■ PROBLEM REQUIREMENTS ■
Extract each line of the data below exactly as written.
** begin GIVEN RECORDS **
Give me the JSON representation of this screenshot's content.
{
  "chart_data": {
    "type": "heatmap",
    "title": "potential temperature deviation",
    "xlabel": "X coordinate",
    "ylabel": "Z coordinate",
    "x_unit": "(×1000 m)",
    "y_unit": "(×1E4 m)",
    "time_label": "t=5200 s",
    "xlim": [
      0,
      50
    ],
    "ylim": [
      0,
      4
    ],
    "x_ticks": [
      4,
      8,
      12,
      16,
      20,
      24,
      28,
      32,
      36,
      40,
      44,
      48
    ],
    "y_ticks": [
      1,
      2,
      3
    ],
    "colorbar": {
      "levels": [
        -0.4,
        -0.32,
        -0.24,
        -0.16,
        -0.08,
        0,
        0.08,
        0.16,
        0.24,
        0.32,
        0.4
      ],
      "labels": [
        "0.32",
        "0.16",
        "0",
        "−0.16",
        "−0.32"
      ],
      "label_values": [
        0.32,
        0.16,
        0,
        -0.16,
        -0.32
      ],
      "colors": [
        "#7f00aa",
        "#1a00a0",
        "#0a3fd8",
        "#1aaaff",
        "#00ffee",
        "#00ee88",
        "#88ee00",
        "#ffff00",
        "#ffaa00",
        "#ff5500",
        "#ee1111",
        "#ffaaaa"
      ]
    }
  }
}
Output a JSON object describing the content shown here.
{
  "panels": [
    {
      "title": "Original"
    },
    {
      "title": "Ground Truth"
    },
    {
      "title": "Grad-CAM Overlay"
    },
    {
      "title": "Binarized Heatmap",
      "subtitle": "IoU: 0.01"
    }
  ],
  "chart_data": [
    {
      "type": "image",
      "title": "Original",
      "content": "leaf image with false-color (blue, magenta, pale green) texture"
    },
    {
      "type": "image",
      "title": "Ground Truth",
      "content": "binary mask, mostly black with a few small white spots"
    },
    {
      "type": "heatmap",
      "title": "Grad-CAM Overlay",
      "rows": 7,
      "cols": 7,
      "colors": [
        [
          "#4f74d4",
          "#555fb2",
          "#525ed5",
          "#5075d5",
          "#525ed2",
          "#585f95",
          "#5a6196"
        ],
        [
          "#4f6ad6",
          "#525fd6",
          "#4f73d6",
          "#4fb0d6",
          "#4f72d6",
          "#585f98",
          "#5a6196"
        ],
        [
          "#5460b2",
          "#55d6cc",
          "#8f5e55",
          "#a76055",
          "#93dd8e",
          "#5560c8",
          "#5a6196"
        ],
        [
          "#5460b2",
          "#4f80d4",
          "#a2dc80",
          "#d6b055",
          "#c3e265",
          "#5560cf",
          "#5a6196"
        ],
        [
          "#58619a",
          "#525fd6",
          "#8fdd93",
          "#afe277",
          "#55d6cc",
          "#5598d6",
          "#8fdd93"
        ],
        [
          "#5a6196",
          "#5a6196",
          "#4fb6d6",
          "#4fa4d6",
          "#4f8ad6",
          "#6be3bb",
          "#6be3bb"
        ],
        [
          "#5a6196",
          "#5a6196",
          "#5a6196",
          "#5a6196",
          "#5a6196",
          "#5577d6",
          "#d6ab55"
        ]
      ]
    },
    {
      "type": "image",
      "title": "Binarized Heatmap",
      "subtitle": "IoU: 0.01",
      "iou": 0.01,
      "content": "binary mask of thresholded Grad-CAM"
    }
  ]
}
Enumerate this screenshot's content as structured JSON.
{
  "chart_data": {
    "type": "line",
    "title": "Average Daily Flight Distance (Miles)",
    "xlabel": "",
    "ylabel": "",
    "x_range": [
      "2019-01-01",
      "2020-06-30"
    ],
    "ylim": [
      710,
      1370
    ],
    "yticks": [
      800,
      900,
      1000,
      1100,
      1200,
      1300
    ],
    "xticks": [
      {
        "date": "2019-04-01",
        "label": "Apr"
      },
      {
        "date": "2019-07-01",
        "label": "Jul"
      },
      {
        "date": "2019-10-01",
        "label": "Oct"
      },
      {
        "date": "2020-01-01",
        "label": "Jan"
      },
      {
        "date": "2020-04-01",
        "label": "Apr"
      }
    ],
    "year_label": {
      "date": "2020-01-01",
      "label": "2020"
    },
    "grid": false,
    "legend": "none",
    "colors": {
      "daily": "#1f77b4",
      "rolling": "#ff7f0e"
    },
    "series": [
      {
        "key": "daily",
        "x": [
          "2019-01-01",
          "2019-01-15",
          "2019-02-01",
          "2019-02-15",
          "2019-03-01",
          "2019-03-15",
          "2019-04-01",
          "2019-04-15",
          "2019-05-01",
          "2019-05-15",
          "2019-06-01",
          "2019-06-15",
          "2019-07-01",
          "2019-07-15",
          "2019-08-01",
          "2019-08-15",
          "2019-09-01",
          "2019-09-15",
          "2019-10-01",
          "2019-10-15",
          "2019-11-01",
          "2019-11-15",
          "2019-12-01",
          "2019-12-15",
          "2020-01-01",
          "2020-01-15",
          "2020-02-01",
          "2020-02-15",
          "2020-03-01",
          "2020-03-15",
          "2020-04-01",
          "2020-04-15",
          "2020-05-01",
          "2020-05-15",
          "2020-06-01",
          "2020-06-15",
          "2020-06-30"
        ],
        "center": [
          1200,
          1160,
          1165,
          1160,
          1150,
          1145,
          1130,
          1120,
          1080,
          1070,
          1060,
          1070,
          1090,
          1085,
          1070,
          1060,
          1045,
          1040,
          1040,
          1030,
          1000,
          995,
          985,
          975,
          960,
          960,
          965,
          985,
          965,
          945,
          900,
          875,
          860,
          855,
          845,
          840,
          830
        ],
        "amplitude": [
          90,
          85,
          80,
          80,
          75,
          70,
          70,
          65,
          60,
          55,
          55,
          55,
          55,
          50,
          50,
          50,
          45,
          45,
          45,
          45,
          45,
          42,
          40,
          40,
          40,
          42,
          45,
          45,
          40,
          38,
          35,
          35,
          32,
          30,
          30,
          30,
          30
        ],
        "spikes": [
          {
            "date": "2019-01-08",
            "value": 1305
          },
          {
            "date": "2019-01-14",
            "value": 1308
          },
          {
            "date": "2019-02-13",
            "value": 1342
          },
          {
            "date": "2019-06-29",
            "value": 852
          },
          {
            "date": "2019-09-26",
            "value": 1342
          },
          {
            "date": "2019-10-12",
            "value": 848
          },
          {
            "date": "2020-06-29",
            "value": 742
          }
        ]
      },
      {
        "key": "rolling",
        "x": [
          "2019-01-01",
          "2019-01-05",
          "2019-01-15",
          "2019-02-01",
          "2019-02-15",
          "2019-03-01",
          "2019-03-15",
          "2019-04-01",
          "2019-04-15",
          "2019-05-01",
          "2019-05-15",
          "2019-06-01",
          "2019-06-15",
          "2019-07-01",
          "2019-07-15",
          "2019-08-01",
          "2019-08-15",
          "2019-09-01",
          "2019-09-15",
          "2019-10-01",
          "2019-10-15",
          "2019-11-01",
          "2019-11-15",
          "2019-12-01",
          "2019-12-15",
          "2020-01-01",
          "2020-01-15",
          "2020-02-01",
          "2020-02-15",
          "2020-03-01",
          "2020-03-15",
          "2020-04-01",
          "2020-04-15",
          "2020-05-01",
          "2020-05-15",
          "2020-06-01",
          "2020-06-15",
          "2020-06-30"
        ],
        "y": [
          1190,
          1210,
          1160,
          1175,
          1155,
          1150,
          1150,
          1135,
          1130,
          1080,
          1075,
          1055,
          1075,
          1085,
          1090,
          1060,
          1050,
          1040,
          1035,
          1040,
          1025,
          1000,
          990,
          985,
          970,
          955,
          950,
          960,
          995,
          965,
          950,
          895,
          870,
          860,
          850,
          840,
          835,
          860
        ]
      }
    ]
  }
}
** end GIVEN RECORDS **
■ CORRECT ANSWER ■
Give me the JSON representation of this screenshot's content.
{
  "chart_data": {
    "type": "heatmap",
    "title": "potential temperature deviation",
    "xlabel": "X coordinate",
    "ylabel": "Z coordinate",
    "x_unit": "(×1000 m)",
    "y_unit": "(×1E4 m)",
    "time_label": "t=5200 s",
    "xlim": [
      0,
      50
    ],
    "ylim": [
      0,
      4
    ],
    "x_ticks": [
      4,
      8,
      12,
      16,
      20,
      24,
      28,
      32,
      36,
      40,
      44,
      48
    ],
    "y_ticks": [
      1,
      2,
      3
    ],
    "colorbar": {
      "levels": [
        -0.4,
        -0.32,
        -0.24,
        -0.16,
        -0.08,
        0,
        0.08,
        0.16,
        0.24,
        0.32,
        0.4
      ],
      "labels": [
        "0.32",
        "0.16",
        "0",
        "−0.16",
        "−0.32"
      ],
      "label_values": [
        0.32,
        0.16,
        0,
        -0.16,
        -0.32
      ],
      "colors": [
        "#7f00aa",
        "#1a00a0",
        "#0a3fd8",
        "#1aaaff",
        "#00ffee",
        "#00ee88",
        "#88ee00",
        "#ffff00",
        "#ffaa00",
        "#ff5500",
        "#ee1111",
        "#ffaaaa"
      ]
    }
  }
}
Output a JSON object describing the content shown here.
{
  "panels": [
    {
      "title": "Original"
    },
    {
      "title": "Ground Truth"
    },
    {
      "title": "Grad-CAM Overlay"
    },
    {
      "title": "Binarized Heatmap",
      "subtitle": "IoU: 0.01"
    }
  ],
  "chart_data": [
    {
      "type": "image",
      "title": "Original",
      "content": "leaf image with false-color (blue, magenta, pale green) texture"
    },
    {
      "type": "image",
      "title": "Ground Truth",
      "content": "binary mask, mostly black with a few small white spots"
    },
    {
      "type": "heatmap",
      "title": "Grad-CAM Overlay",
      "rows": 7,
      "cols": 7,
      "colors": [
        [
          "#4f74d4",
          "#555fb2",
          "#525ed5",
          "#5075d5",
          "#525ed2",
          "#585f95",
          "#5a6196"
        ],
        [
          "#4f6ad6",
          "#525fd6",
          "#4f73d6",
          "#4fb0d6",
          "#4f72d6",
          "#585f98",
          "#5a6196"
        ],
        [
          "#5460b2",
          "#55d6cc",
          "#8f5e55",
          "#a76055",
          "#93dd8e",
          "#5560c8",
          "#5a6196"
        ],
        [
          "#5460b2",
          "#4f80d4",
          "#a2dc80",
          "#d6b055",
          "#c3e265",
          "#5560cf",
          "#5a6196"
        ],
        [
          "#58619a",
          "#525fd6",
          "#8fdd93",
          "#afe277",
          "#55d6cc",
          "#5598d6",
          "#8fdd93"
        ],
        [
          "#5a6196",
          "#5a6196",
          "#4fb6d6",
          "#4fa4d6",
          "#4f8ad6",
          "#6be3bb",
          "#6be3bb"
        ],
        [
          "#5a6196",
          "#5a6196",
          "#5a6196",
          "#5a6196",
          "#5a6196",
          "#5577d6",
          "#d6ab55"
        ]
      ]
    },
    {
      "type": "image",
      "title": "Binarized Heatmap",
      "subtitle": "IoU: 0.01",
      "iou": 0.01,
      "content": "binary mask of thresholded Grad-CAM"
    }
  ]
}
Enumerate this screenshot's content as structured JSON.
{
  "chart_data": {
    "type": "line",
    "title": "Average Daily Flight Distance (Miles)",
    "xlabel": "",
    "ylabel": "",
    "x_range": [
      "2019-01-01",
      "2020-06-30"
    ],
    "ylim": [
      710,
      1370
    ],
    "yticks": [
      800,
      900,
      1000,
      1100,
      1200,
      1300
    ],
    "xticks": [
      {
        "date": "2019-04-01",
        "label": "Apr"
      },
      {
        "date": "2019-07-01",
        "label": "Jul"
      },
      {
        "date": "2019-10-01",
        "label": "Oct"
      },
      {
        "date": "2020-01-01",
        "label": "Jan"
      },
      {
        "date": "2020-04-01",
        "label": "Apr"
      }
    ],
    "year_label": {
      "date": "2020-01-01",
      "label": "2020"
    },
    "grid": false,
    "legend": "none",
    "colors": {
      "daily": "#1f77b4",
      "rolling": "#ff7f0e"
    },
    "series": [
      {
        "key": "daily",
        "x": [
          "2019-01-01",
          "2019-01-15",
          "2019-02-01",
          "2019-02-15",
          "2019-03-01",
          "2019-03-15",
          "2019-04-01",
          "2019-04-15",
          "2019-05-01",
          "2019-05-15",
          "2019-06-01",
          "2019-06-15",
          "2019-07-01",
          "2019-07-15",
          "2019-08-01",
          "2019-08-15",
          "2019-09-01",
          "2019-09-15",
          "2019-10-01",
          "2019-10-15",
          "2019-11-01",
          "2019-11-15",
          "2019-12-01",
          "2019-12-15",
          "2020-01-01",
          "2020-01-15",
          "2020-02-01",
          "2020-02-15",
          "2020-03-01",
          "2020-03-15",
          "2020-04-01",
          "2020-04-15",
          "2020-05-01",
          "2020-05-15",
          "2020-06-01",
          "2020-06-15",
          "2020-06-30"
        ],
        "center": [
          1200,
          1160,
          1165,
          1160,
          1150,
          1145,
          1130,
          1120,
          1080,
          1070,
          1060,
          1070,
          1090,
          1085,
          1070,
          1060,
          1045,
          1040,
          1040,
          1030,
          1000,
          995,
          985,
          975,
          960,
          960,
          965,
          985,
          965,
          945,
          900,
          875,
          860,
          855,
          845,
          840,
          830
        ],
        "amplitude": [
          90,
          85,
          80,
          80,
          75,
          70,
          70,
          65,
          60,
          55,
          55,
          55,
          55,
          50,
          50,
          50,
          45,
          45,
          45,
          45,
          45,
          42,
          40,
          40,
          40,
          42,
          45,
          45,
          40,
          38,
          35,
          35,
          32,
          30,
          30,
          30,
          30
        ],
        "spikes": [
          {
            "date": "2019-01-08",
            "value": 1305
          },
          {
            "date": "2019-01-14",
            "value": 1308
          },
          {
            "date": "2019-02-13",
            "value": 1342
          },
          {
            "date": "2019-06-29",
            "value": 852
          },
          {
            "date": "2019-09-26",
            "value": 1342
          },
          {
            "date": "2019-10-12",
            "value": 848
          },
          {
            "date": "2020-06-29",
            "value": 742
          }
        ]
      },
      {
        "key": "rolling",
        "x": [
          "2019-01-01",
          "2019-01-05",
          "2019-01-15",
          "2019-02-01",
          "2019-02-15",
          "2019-03-01",
          "2019-03-15",
          "2019-04-01",
          "2019-04-15",
          "2019-05-01",
          "2019-05-15",
          "2019-06-01",
          "2019-06-15",
          "2019-07-01",
          "2019-07-15",
          "2019-08-01",
          "2019-08-15",
          "2019-09-01",
          "2019-09-15",
          "2019-10-01",
          "2019-10-15",
          "2019-11-01",
          "2019-11-15",
          "2019-12-01",
          "2019-12-15",
          "2020-01-01",
          "2020-01-15",
          "2020-02-01",
          "2020-02-15",
          "2020-03-01",
          "2020-03-15",
          "2020-04-01",
          "2020-04-15",
          "2020-05-01",
          "2020-05-15",
          "2020-06-01",
          "2020-06-15",
          "2020-06-30"
        ],
        "y": [
          1190,
          1210,
          1160,
          1175,
          1155,
          1150,
          1150,
          1135,
          1130,
          1080,
          1075,
          1055,
          1075,
          1085,
          1090,
          1060,
          1050,
          1040,
          1035,
          1040,
          1025,
          1000,
          990,
          985,
          970,
          955,
          950,
          960,
          995,
          965,
          950,
          895,
          870,
          860,
          850,
          840,
          835,
          860
        ]
      }
    ]
  }
}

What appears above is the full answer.